Data supplied:
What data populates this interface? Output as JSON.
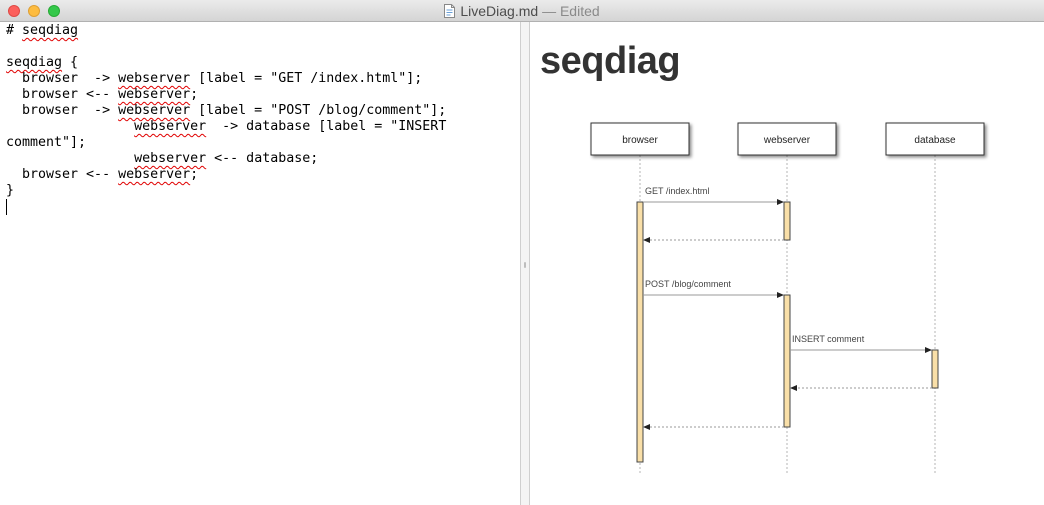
{
  "window": {
    "title": "LiveDiag.md",
    "separator": "—",
    "status": "Edited"
  },
  "editor": {
    "lines": [
      [
        {
          "t": "# "
        },
        {
          "t": "seqdiag",
          "spell": true
        }
      ],
      [],
      [
        {
          "t": "seqdiag",
          "spell": true
        },
        {
          "t": " {"
        }
      ],
      [
        {
          "t": "  browser  -> "
        },
        {
          "t": "webserver",
          "spell": true
        },
        {
          "t": " [label = \"GET /index.html\"];"
        }
      ],
      [
        {
          "t": "  browser <-- "
        },
        {
          "t": "webserver",
          "spell": true
        },
        {
          "t": ";"
        }
      ],
      [
        {
          "t": "  browser  -> "
        },
        {
          "t": "webserver",
          "spell": true
        },
        {
          "t": " [label = \"POST /blog/comment\"];"
        }
      ],
      [
        {
          "t": "                "
        },
        {
          "t": "webserver",
          "spell": true
        },
        {
          "t": "  -> database [label = \"INSERT"
        }
      ],
      [
        {
          "t": "comment\"];"
        }
      ],
      [
        {
          "t": "                "
        },
        {
          "t": "webserver",
          "spell": true
        },
        {
          "t": " <-- database;"
        }
      ],
      [
        {
          "t": "  browser <-- "
        },
        {
          "t": "webserver",
          "spell": true
        },
        {
          "t": ";"
        }
      ],
      [
        {
          "t": "}"
        }
      ],
      [
        {
          "caret": true
        }
      ]
    ]
  },
  "preview": {
    "heading": "seqdiag",
    "diagram": {
      "actors": [
        "browser",
        "webserver",
        "database"
      ],
      "messages": [
        {
          "from": 0,
          "to": 1,
          "label": "GET /index.html",
          "kind": "call"
        },
        {
          "from": 1,
          "to": 0,
          "label": "",
          "kind": "return"
        },
        {
          "from": 0,
          "to": 1,
          "label": "POST /blog/comment",
          "kind": "call"
        },
        {
          "from": 1,
          "to": 2,
          "label": "INSERT comment",
          "kind": "call"
        },
        {
          "from": 2,
          "to": 1,
          "label": "",
          "kind": "return"
        },
        {
          "from": 1,
          "to": 0,
          "label": "",
          "kind": "return"
        }
      ],
      "colors": {
        "activation_fill": "#f9dfa8",
        "activation_stroke": "#444444",
        "arrow": "#999999",
        "text": "#444444"
      }
    }
  },
  "icons": [
    "document-icon",
    "close-window-icon",
    "minimize-window-icon",
    "zoom-window-icon"
  ]
}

Written request:
Pick out, from the lines above, every one that contains the string "label".

Correct answer:
          "t": " [label = \"GET /index.html\"];"
          "t": " [label = \"POST /blog/comment\"];"
          "t": "  -> database [label = \"INSERT"
          "label": "GET /index.html",
          "label": "",
          "label": "POST /blog/comment",
          "label": "INSERT comment",
          "label": "",
          "label": "",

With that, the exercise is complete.